• SHORT TASK A: In the text on Hopf algebras, which construction associates quantum groups to group factorizations?

• SUPPLIED PASSAGE:
§

6 Bundles and Connections on Cross Product Hopf Algebras

As noted already in Section 2, a general trivial quantum principal bundle has the form of a

cocycle cross product. Here we will consider in detail some special cases of such cross products

where the total space P is itself a Hopf algebra. This covers many of the Hopf algebras in

the literature, providing for them natural calculi and connections. This is a further concrete

application of quantum group gauge theory and provides a uniform approach to the different

kinds of cross product.

In fact, there are mainly two different general constructions for Hopf algebras where the

algebra part is a cross product. The first, the bicrossproduct construction[4] associates quantum

groups to group factorisations. The other is a bosonisation construction[30] which provides the

Borel and maximal parabolic parts of the quantum groups Uq(g), as well as a way of thinking

about the quantum double[5][7] and Poincare quantum groups[6]. Slightly more general is a

biproduct construction[31][5], with the starting point being a braided group.

§

[Layout element entries]
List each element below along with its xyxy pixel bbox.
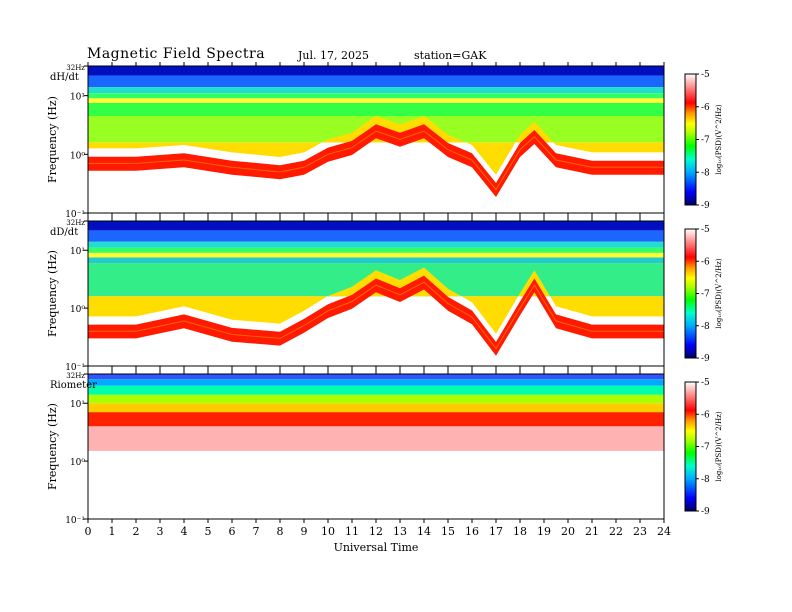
- y-tick-label: 10⁻¹: [65, 516, 85, 526]
- colorbar-tick-label: -5: [701, 225, 710, 235]
- spectral-band: [88, 75, 664, 88]
- spectral-band: [88, 241, 664, 248]
- panel-label: dH/dt: [50, 72, 79, 83]
- x-tick-label: 6: [229, 525, 236, 538]
- colorbar-tick-label: -8: [701, 168, 710, 178]
- spectral-band: [88, 93, 664, 99]
- colorbar-tick-label: -9: [701, 201, 710, 211]
- x-tick-label: 14: [417, 525, 431, 538]
- y-tick-label: 10¹: [70, 247, 85, 257]
- panel-label: dD/dt: [50, 227, 78, 238]
- spectral-band: [88, 221, 664, 231]
- x-tick-label: 21: [585, 525, 599, 538]
- x-tick-label: 24: [657, 525, 671, 538]
- colorbar-tick-label: -6: [701, 410, 710, 420]
- colorbar-label: log₁₀(PSD)(V^2/Hz): [715, 104, 723, 174]
- activity-yellow-region: [88, 267, 664, 334]
- peak-frequency-line: [88, 130, 664, 191]
- colorbar-tick-label: -7: [701, 136, 710, 146]
- colorbar-tick-label: -6: [701, 103, 710, 113]
- x-tick-label: 5: [205, 525, 212, 538]
- peak-frequency-line: [88, 281, 664, 350]
- x-tick-label: 7: [253, 525, 260, 538]
- x-tick-label: 4: [181, 525, 188, 538]
- station-label: station=GAK: [414, 49, 487, 62]
- y-axis-label: Frequency (Hz): [46, 250, 59, 337]
- x-tick-label: 10: [321, 525, 335, 538]
- panel-label: Riometer: [50, 380, 97, 391]
- x-tick-label: 17: [489, 525, 503, 538]
- spectral-band: [88, 252, 664, 258]
- y-tick-label: 32Hz: [66, 219, 85, 227]
- colorbar-label: log₁₀(PSD)(V^2/Hz): [715, 258, 723, 328]
- colorbar-tick-label: -7: [701, 290, 710, 300]
- x-tick-label: 8: [277, 525, 284, 538]
- x-tick-label: 1: [109, 525, 116, 538]
- spectral-band: [88, 247, 664, 253]
- x-tick-label: 22: [609, 525, 623, 538]
- colorbar-tick-label: -8: [701, 475, 710, 485]
- y-tick-label: 32Hz: [66, 372, 85, 380]
- y-tick-label: 10⁻¹: [65, 210, 85, 220]
- activity-red-region: [88, 275, 664, 356]
- colorbar-tick-label: -9: [701, 354, 710, 364]
- x-tick-label: 3: [157, 525, 164, 538]
- chart-title: Magnetic Field Spectra: [87, 46, 266, 62]
- x-tick-label: 16: [465, 525, 479, 538]
- spectral-band: [88, 87, 664, 94]
- colorbar-tick-label: -9: [701, 507, 710, 517]
- spectral-band: [88, 257, 664, 264]
- colorbar: [684, 228, 697, 359]
- colorbar-tick-label: -5: [701, 70, 710, 80]
- colorbar-label: log₁₀(PSD)(V^2/Hz): [715, 411, 723, 481]
- colorbar-tick-label: -5: [701, 378, 710, 388]
- y-tick-label: 10⁰: [70, 305, 85, 315]
- y-tick-label: 32Hz: [66, 64, 85, 72]
- colorbar-tick-label: -6: [701, 257, 710, 267]
- colorbar-tick-label: -7: [701, 443, 710, 453]
- spectral-band: [88, 230, 664, 242]
- panel-3: [84, 370, 699, 523]
- y-tick-label: 10⁰: [70, 151, 85, 161]
- spectral-band: [88, 403, 664, 413]
- x-tick-label: 23: [633, 525, 647, 538]
- x-tick-label: 2: [133, 525, 140, 538]
- x-axis-label: Universal Time: [334, 541, 419, 554]
- panel-2: [84, 217, 699, 370]
- riometer-fade-region: [88, 426, 664, 451]
- colorbar: [684, 381, 697, 512]
- y-tick-label: 10¹: [70, 400, 85, 410]
- y-tick-label: 10¹: [70, 93, 85, 103]
- activity-red-region: [88, 124, 664, 197]
- x-tick-label: 19: [537, 525, 551, 538]
- spectral-band: [88, 98, 664, 103]
- spectral-band: [88, 394, 664, 404]
- x-tick-label: 9: [301, 525, 308, 538]
- date-label: Jul. 17, 2025: [298, 49, 369, 62]
- y-tick-label: 10⁻¹: [65, 363, 85, 373]
- panel-1: [84, 62, 699, 217]
- spectral-band: [88, 66, 664, 76]
- x-tick-label: 18: [513, 525, 527, 538]
- spectral-band: [88, 385, 664, 395]
- x-tick-label: 0: [85, 525, 92, 538]
- y-tick-label: 10⁰: [70, 458, 85, 468]
- x-tick-label: 13: [393, 525, 407, 538]
- y-axis-label: Frequency (Hz): [46, 96, 59, 183]
- colorbar-tick-label: -8: [701, 322, 710, 332]
- x-tick-label: 20: [561, 525, 575, 538]
- spectral-band: [88, 379, 664, 386]
- y-axis-label: Frequency (Hz): [46, 403, 59, 490]
- x-tick-label: 15: [441, 525, 455, 538]
- spectral-band: [88, 412, 664, 427]
- colorbar: [684, 73, 697, 206]
- spectral-band: [88, 374, 664, 380]
- x-tick-label: 12: [369, 525, 383, 538]
- spectral-band: [88, 102, 664, 116]
- x-tick-label: 11: [345, 525, 359, 538]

§

• SHORT TASK B: From the records, print the lines starting with the line that contains "- y-tick-label: 10⁻¹: [65, 516, 85, 526]" and going on through the line that contains "- x-tick-label: 6: [229, 525, 236, 538]", with both of those lines included.

• FINAL RESULT A: The bicrossproduct construction.

• FINAL RESULT B:
- y-tick-label: 10⁻¹: [65, 516, 85, 526]
- colorbar-tick-label: -5: [701, 225, 710, 235]
- spectral-band: [88, 75, 664, 88]
- spectral-band: [88, 241, 664, 248]
- panel-label: dH/dt: [50, 72, 79, 83]
- x-tick-label: 6: [229, 525, 236, 538]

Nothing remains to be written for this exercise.